■ **SET TASK**
Search the material below for the word "What" and copy every line in which it occurs.

■ **THE DATA**
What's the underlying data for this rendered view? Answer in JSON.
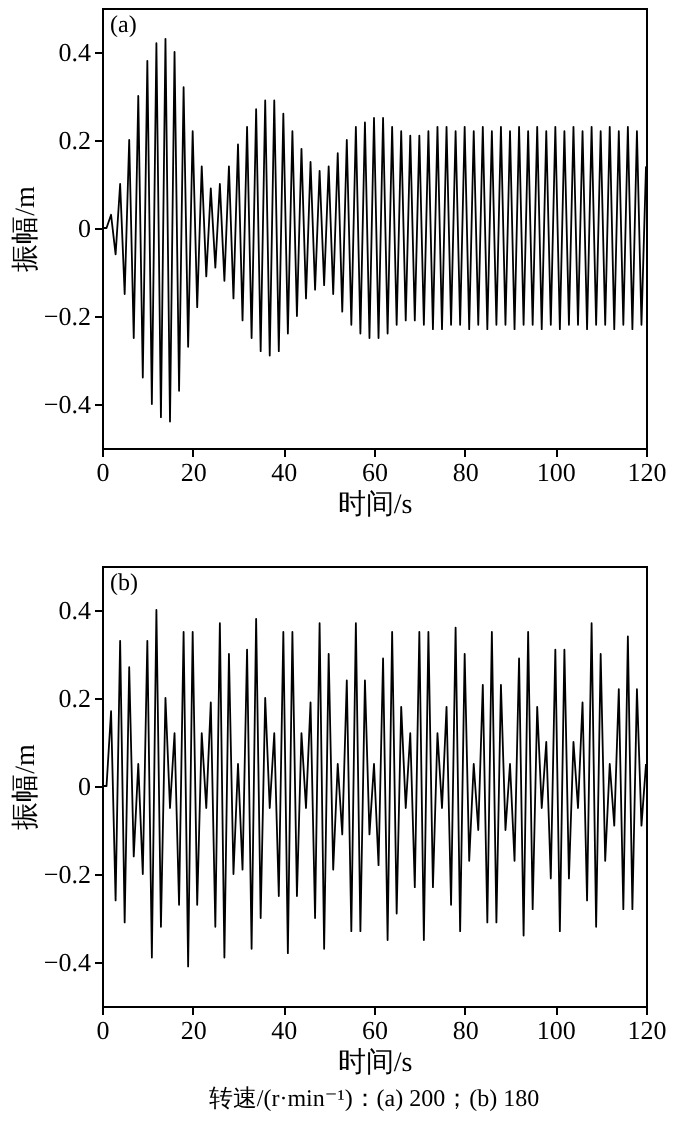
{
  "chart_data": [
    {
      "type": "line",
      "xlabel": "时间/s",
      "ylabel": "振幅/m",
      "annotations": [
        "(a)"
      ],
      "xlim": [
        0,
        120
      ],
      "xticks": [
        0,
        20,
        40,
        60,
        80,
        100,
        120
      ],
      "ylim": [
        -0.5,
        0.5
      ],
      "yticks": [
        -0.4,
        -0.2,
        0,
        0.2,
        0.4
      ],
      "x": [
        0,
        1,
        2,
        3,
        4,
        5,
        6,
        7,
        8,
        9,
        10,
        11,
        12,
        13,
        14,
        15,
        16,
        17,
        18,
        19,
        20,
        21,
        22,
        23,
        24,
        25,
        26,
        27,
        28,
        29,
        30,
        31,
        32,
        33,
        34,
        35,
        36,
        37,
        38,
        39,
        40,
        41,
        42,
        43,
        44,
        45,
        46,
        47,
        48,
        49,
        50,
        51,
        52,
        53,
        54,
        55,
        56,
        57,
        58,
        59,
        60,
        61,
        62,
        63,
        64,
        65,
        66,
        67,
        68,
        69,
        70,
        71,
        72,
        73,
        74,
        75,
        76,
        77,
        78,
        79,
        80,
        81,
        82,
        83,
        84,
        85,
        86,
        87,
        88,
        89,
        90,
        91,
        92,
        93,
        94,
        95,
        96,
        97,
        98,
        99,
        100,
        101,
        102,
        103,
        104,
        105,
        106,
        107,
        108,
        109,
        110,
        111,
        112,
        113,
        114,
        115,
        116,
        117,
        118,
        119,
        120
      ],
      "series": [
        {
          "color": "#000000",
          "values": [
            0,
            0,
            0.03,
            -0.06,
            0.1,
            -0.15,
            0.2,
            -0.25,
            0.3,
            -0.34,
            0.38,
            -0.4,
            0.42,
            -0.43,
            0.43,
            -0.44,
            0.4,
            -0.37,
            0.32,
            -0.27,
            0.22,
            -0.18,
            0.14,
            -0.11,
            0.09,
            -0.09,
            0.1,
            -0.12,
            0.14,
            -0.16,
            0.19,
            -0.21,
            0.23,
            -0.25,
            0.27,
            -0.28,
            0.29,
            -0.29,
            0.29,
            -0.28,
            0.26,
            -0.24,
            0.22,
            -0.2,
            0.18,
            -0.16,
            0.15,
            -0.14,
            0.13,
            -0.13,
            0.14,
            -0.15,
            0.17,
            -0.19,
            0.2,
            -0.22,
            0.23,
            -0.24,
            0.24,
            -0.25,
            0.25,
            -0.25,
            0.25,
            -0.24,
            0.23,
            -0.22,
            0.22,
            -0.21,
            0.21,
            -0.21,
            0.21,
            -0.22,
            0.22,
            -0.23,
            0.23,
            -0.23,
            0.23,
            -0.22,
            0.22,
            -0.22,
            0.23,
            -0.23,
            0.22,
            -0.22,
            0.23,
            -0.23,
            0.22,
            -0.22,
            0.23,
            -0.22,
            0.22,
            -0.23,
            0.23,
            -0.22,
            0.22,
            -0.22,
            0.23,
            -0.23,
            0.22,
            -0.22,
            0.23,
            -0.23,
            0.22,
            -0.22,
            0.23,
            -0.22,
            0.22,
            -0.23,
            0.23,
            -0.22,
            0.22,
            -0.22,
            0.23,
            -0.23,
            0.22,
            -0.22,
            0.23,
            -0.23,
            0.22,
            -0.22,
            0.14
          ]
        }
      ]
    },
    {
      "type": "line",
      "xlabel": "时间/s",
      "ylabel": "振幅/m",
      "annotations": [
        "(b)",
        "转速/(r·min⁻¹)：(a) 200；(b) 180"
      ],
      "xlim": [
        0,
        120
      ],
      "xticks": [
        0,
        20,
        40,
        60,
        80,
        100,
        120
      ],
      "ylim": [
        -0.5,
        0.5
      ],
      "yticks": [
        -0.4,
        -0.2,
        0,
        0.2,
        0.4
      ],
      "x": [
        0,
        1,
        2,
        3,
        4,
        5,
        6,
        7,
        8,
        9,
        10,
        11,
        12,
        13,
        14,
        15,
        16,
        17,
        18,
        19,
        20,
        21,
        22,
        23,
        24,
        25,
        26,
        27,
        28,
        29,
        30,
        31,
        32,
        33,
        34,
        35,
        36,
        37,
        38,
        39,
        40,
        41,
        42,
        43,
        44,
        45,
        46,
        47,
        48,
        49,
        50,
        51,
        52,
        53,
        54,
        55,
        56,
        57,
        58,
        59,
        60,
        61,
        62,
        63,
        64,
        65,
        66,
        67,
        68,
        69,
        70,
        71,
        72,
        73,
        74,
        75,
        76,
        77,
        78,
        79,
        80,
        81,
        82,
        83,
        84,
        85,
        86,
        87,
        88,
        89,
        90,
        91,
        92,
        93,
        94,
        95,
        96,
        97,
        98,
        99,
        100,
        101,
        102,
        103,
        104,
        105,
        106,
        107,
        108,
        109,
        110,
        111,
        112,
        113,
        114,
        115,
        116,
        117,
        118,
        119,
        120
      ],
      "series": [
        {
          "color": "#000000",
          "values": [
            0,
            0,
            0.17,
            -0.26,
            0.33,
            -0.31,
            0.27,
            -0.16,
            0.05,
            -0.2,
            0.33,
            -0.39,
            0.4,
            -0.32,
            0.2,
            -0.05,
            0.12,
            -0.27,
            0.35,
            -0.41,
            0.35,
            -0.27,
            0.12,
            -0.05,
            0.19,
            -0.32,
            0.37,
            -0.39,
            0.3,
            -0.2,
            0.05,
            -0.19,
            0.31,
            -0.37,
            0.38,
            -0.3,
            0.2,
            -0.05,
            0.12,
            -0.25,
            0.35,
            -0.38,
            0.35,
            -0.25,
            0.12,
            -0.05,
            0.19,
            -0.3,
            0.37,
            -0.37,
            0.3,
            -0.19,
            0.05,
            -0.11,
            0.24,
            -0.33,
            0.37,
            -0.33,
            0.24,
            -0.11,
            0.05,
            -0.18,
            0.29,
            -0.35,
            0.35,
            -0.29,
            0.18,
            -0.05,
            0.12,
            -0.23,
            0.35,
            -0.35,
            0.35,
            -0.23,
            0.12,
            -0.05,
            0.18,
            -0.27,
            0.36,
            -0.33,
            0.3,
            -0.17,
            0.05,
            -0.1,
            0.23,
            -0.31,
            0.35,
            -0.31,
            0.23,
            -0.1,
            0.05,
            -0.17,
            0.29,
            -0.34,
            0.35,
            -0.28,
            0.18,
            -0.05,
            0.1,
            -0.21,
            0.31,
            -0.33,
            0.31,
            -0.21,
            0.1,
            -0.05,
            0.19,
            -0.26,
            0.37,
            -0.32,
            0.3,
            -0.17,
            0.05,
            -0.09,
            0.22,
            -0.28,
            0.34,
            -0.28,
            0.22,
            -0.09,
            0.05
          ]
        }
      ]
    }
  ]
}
* * *
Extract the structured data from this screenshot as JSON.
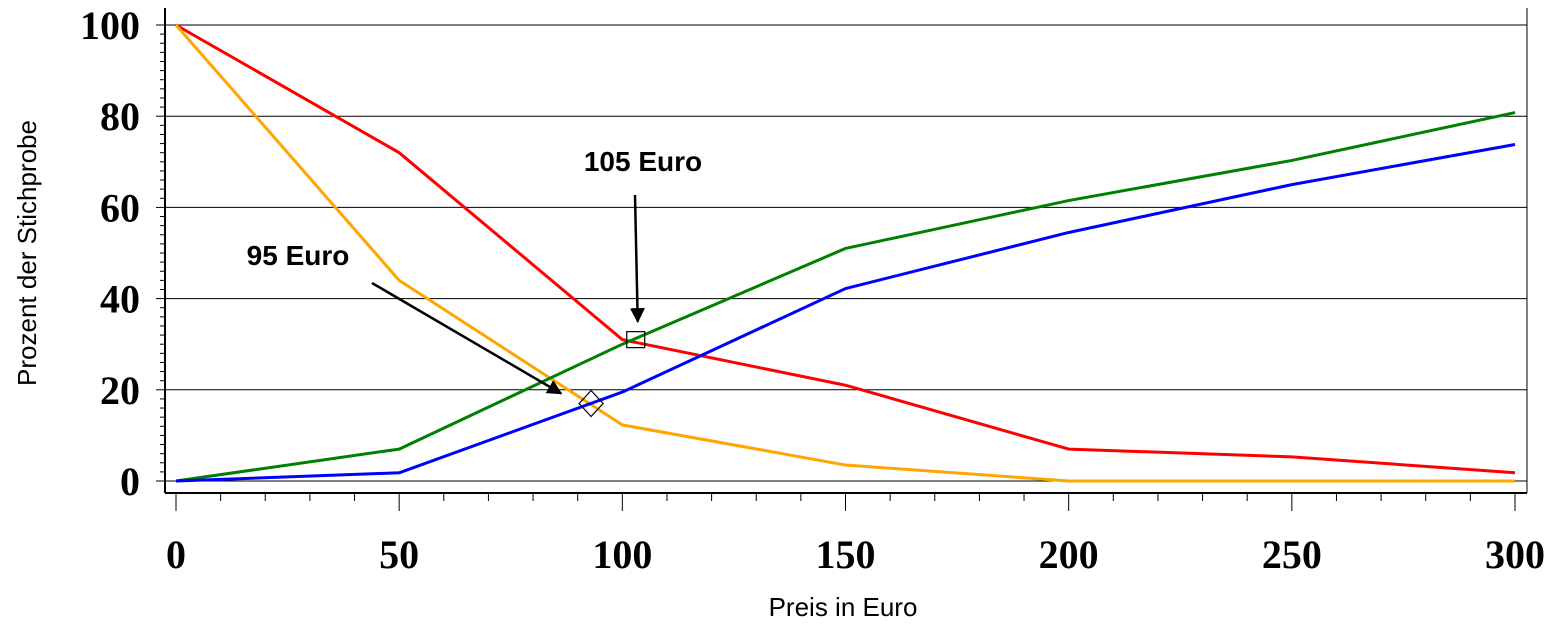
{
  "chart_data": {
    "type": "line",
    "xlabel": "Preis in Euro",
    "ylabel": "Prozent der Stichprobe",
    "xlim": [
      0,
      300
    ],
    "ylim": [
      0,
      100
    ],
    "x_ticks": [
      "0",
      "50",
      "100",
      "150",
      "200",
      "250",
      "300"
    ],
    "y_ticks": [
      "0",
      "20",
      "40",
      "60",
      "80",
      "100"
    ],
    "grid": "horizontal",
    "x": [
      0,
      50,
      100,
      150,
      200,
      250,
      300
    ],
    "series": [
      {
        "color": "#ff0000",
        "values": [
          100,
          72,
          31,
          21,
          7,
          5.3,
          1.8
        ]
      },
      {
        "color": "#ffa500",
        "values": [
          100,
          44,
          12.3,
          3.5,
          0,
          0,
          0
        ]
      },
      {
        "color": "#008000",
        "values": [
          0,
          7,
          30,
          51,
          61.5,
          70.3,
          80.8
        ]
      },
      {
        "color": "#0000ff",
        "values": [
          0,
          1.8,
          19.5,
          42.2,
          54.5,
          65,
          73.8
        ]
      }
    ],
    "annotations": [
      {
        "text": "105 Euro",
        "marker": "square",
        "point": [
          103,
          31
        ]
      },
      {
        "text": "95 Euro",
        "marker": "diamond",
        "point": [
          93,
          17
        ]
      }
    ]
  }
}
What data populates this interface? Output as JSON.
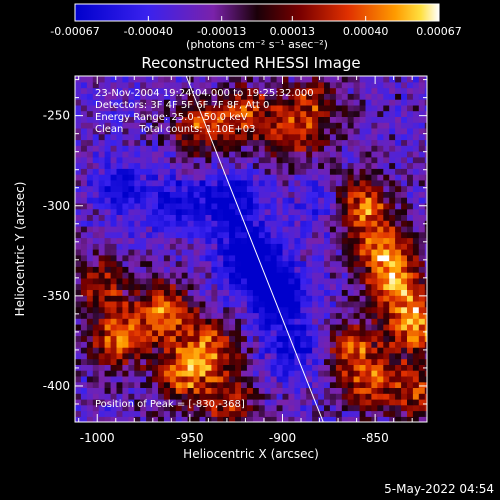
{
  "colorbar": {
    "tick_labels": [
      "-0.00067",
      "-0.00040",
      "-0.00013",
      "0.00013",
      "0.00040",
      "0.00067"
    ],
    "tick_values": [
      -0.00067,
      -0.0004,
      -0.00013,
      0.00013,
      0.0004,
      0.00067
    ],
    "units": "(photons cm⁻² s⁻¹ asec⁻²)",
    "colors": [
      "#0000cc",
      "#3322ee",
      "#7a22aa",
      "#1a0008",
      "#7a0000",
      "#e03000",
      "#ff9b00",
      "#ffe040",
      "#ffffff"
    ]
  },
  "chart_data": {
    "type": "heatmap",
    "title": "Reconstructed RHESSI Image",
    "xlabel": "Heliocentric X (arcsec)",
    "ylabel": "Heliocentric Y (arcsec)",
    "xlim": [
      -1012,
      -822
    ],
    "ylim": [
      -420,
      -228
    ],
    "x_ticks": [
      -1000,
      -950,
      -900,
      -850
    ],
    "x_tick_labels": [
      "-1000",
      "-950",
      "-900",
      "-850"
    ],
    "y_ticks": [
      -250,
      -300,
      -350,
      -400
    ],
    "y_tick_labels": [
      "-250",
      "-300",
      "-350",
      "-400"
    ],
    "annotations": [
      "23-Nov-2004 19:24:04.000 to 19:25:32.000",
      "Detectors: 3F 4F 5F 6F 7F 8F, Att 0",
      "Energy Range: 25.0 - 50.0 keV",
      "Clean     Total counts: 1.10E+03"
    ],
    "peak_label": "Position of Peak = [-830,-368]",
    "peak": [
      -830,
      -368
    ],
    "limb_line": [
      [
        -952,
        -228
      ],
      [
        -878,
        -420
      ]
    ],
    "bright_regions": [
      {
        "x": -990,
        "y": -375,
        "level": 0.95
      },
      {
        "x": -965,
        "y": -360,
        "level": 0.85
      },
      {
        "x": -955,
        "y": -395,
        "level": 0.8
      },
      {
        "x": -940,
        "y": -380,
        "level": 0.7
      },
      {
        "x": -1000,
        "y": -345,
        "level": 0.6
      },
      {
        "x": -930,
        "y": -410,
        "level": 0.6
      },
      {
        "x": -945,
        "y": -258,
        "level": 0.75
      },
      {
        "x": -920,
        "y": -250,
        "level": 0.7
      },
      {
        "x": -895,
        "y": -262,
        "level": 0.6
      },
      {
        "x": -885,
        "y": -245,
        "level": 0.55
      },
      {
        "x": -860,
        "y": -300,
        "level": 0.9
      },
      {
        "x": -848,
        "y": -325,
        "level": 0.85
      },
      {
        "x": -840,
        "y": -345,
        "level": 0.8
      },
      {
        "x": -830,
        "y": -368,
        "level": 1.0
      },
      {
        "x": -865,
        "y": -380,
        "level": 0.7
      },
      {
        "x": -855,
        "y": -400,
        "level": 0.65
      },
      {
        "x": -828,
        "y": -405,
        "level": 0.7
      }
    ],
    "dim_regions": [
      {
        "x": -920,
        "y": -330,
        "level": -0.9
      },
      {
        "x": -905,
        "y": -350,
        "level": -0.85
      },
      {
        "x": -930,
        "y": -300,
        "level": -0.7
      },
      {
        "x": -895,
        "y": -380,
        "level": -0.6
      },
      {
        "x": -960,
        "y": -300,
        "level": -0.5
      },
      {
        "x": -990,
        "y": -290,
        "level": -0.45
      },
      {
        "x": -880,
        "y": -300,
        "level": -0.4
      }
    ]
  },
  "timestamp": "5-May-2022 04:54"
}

■ **COMPLETED EXERCISE**
What's the underlying data for this rendered view? Answer in JSON.
What data populates this interface? Output as JSON.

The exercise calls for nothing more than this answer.